- [What you need to do]:
Can you transcribe the data exactly? Leave the pictures out.

- [Provided material]:
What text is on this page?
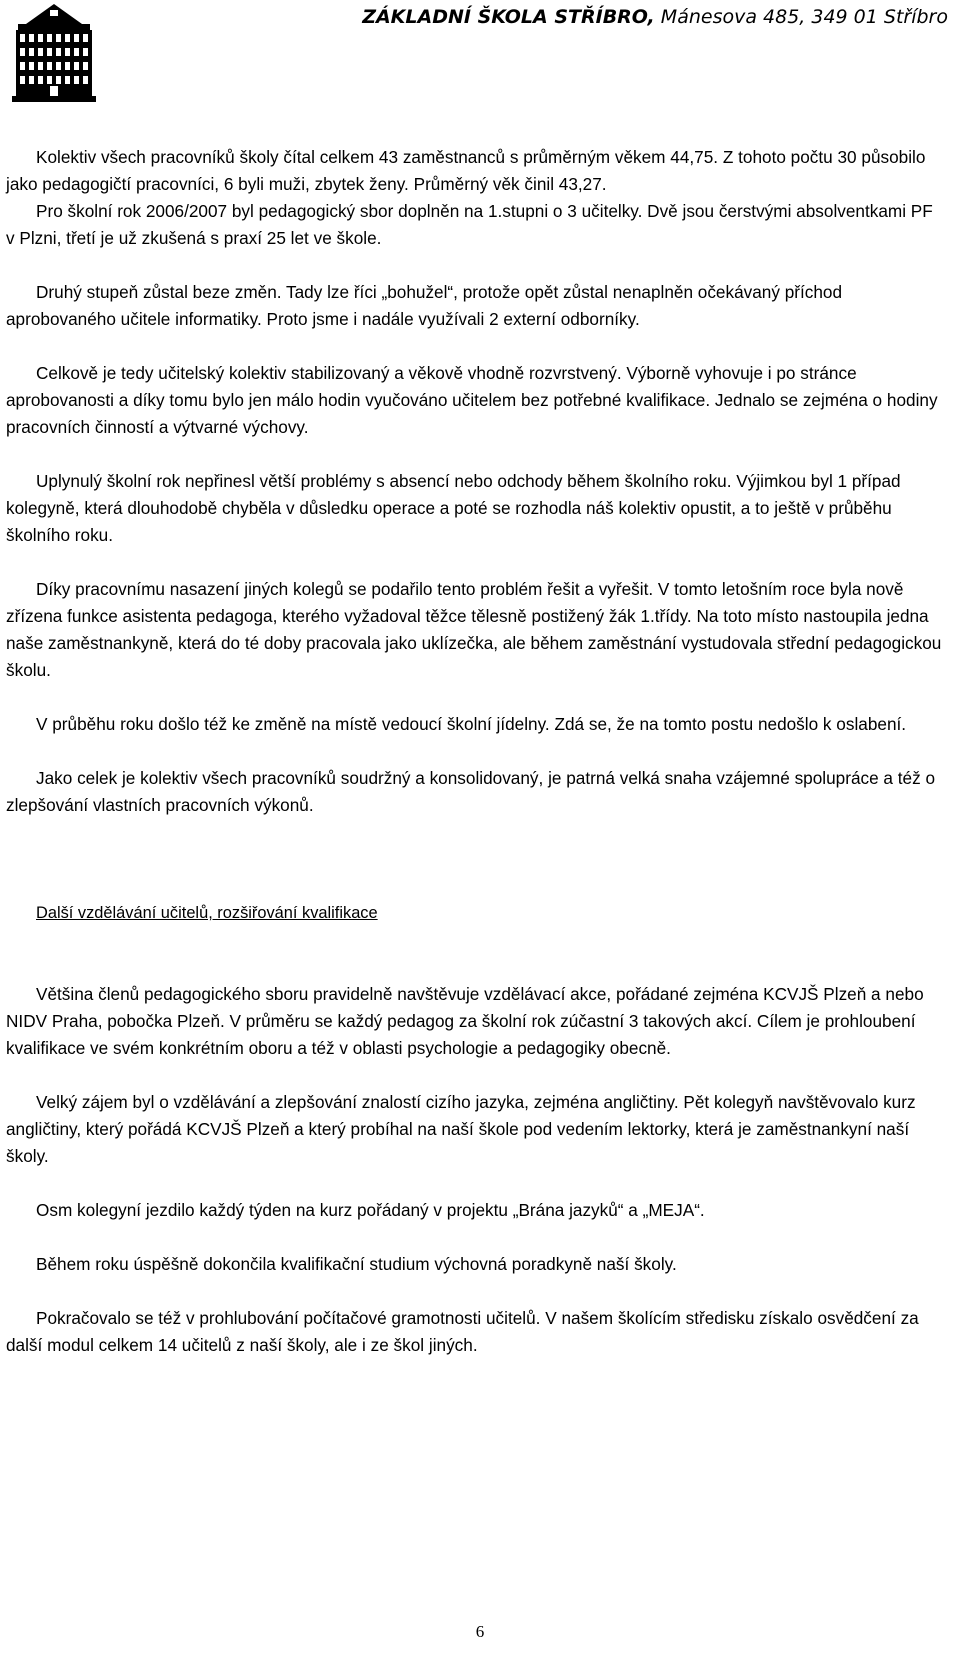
ZÁKLADNÍ ŠKOLA STŘÍBRO, Mánesova 485, 349 01 Stříbro

Kolektiv všech pracovníků školy čítal celkem 43 zaměstnanců s průměrným věkem 44,75. Z tohoto počtu 30 působilo jako pedagogičtí pracovníci, 6 byli muži, zbytek ženy. Průměrný věk činil 43,27.

Pro školní rok 2006/2007 byl pedagogický sbor doplněn na 1.stupni o 3 učitelky. Dvě jsou čerstvými absolventkami PF v Plzni, třetí je už zkušená s praxí 25 let ve škole.

Druhý stupeň zůstal beze změn. Tady lze říci „bohužel“, protože opět zůstal nenaplněn očekávaný příchod aprobovaného učitele informatiky. Proto jsme i nadále využívali 2 externí odborníky.

Celkově je tedy učitelský kolektiv stabilizovaný a věkově vhodně rozvrstvený. Výborně vyhovuje i po stránce aprobovanosti a díky tomu bylo jen málo hodin vyučováno učitelem bez potřebné kvalifikace. Jednalo se zejména o hodiny pracovních činností a výtvarné výchovy.

Uplynulý školní rok nepřinesl větší problémy s absencí nebo odchody během školního roku. Výjimkou byl 1 případ kolegyně, která dlouhodobě chyběla v důsledku operace a poté se rozhodla náš kolektiv opustit, a to ještě v průběhu školního roku.

Díky pracovnímu nasazení jiných kolegů se podařilo tento problém řešit a vyřešit. V tomto letošním roce byla nově zřízena funkce asistenta pedagoga, kterého vyžadoval těžce tělesně postižený žák 1.třídy. Na toto místo nastoupila jedna naše zaměstnankyně, která do té doby pracovala jako uklízečka, ale během zaměstnání vystudovala střední pedagogickou školu.

V průběhu roku došlo též ke změně na místě vedoucí školní jídelny. Zdá se, že na tomto postu nedošlo k oslabení.

Jako celek je kolektiv všech pracovníků soudržný a konsolidovaný, je patrná velká snaha vzájemné spolupráce a též o zlepšování vlastních pracovních výkonů.

Další vzdělávání učitelů, rozšiřování kvalifikace

Většina členů pedagogického sboru pravidelně navštěvuje vzdělávací akce, pořádané zejména KCVJŠ Plzeň a nebo NIDV Praha, pobočka Plzeň. V průměru se každý pedagog za školní rok zúčastní 3 takových akcí. Cílem je prohloubení kvalifikace ve svém konkrétním oboru a též v oblasti psychologie a pedagogiky obecně.

Velký zájem byl o vzdělávání a zlepšování znalostí cizího jazyka, zejména angličtiny. Pět kolegyň navštěvovalo kurz angličtiny, který pořádá KCVJŠ Plzeň a který probíhal na naší škole pod vedením lektorky, která je zaměstnankyní naší školy.

Osm kolegyní jezdilo každý týden na kurz pořádaný v projektu „Brána jazyků“ a „MEJA“.

Během roku úspěšně dokončila kvalifikační studium výchovná poradkyně naší školy.

Pokračovalo se též v prohlubování počítačové gramotnosti učitelů. V našem školícím středisku získalo osvědčení za další modul celkem 14 učitelů z naší školy, ale i ze škol jiných.

6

- [Exercise response]:
What text is on this page?
ZÁKLADNÍ ŠKOLA STŘÍBRO, Mánesova 485, 349 01 Stříbro

Kolektiv všech pracovníků školy čítal celkem 43 zaměstnanců s průměrným věkem 44,75. Z tohoto počtu 30 působilo jako pedagogičtí pracovníci, 6 byli muži, zbytek ženy. Průměrný věk činil 43,27.

Pro školní rok 2006/2007 byl pedagogický sbor doplněn na 1.stupni o 3 učitelky. Dvě jsou čerstvými absolventkami PF v Plzni, třetí je už zkušená s praxí 25 let ve škole.

Druhý stupeň zůstal beze změn. Tady lze říci „bohužel“, protože opět zůstal nenaplněn očekávaný příchod aprobovaného učitele informatiky. Proto jsme i nadále využívali 2 externí odborníky.

Celkově je tedy učitelský kolektiv stabilizovaný a věkově vhodně rozvrstvený. Výborně vyhovuje i po stránce aprobovanosti a díky tomu bylo jen málo hodin vyučováno učitelem bez potřebné kvalifikace. Jednalo se zejména o hodiny pracovních činností a výtvarné výchovy.

Uplynulý školní rok nepřinesl větší problémy s absencí nebo odchody během školního roku. Výjimkou byl 1 případ kolegyně, která dlouhodobě chyběla v důsledku operace a poté se rozhodla náš kolektiv opustit, a to ještě v průběhu školního roku.

Díky pracovnímu nasazení jiných kolegů se podařilo tento problém řešit a vyřešit. V tomto letošním roce byla nově zřízena funkce asistenta pedagoga, kterého vyžadoval těžce tělesně postižený žák 1.třídy. Na toto místo nastoupila jedna naše zaměstnankyně, která do té doby pracovala jako uklízečka, ale během zaměstnání vystudovala střední pedagogickou školu.

V průběhu roku došlo též ke změně na místě vedoucí školní jídelny. Zdá se, že na tomto postu nedošlo k oslabení.

Jako celek je kolektiv všech pracovníků soudržný a konsolidovaný, je patrná velká snaha vzájemné spolupráce a též o zlepšování vlastních pracovních výkonů.

Další vzdělávání učitelů, rozšiřování kvalifikace

Většina členů pedagogického sboru pravidelně navštěvuje vzdělávací akce, pořádané zejména KCVJŠ Plzeň a nebo NIDV Praha, pobočka Plzeň. V průměru se každý pedagog za školní rok zúčastní 3 takových akcí. Cílem je prohloubení kvalifikace ve svém konkrétním oboru a též v oblasti psychologie a pedagogiky obecně.

Velký zájem byl o vzdělávání a zlepšování znalostí cizího jazyka, zejména angličtiny. Pět kolegyň navštěvovalo kurz angličtiny, který pořádá KCVJŠ Plzeň a který probíhal na naší škole pod vedením lektorky, která je zaměstnankyní naší školy.

Osm kolegyní jezdilo každý týden na kurz pořádaný v projektu „Brána jazyků“ a „MEJA“.

Během roku úspěšně dokončila kvalifikační studium výchovná poradkyně naší školy.

Pokračovalo se též v prohlubování počítačové gramotnosti učitelů. V našem školícím středisku získalo osvědčení za další modul celkem 14 učitelů z naší školy, ale i ze škol jiných.

6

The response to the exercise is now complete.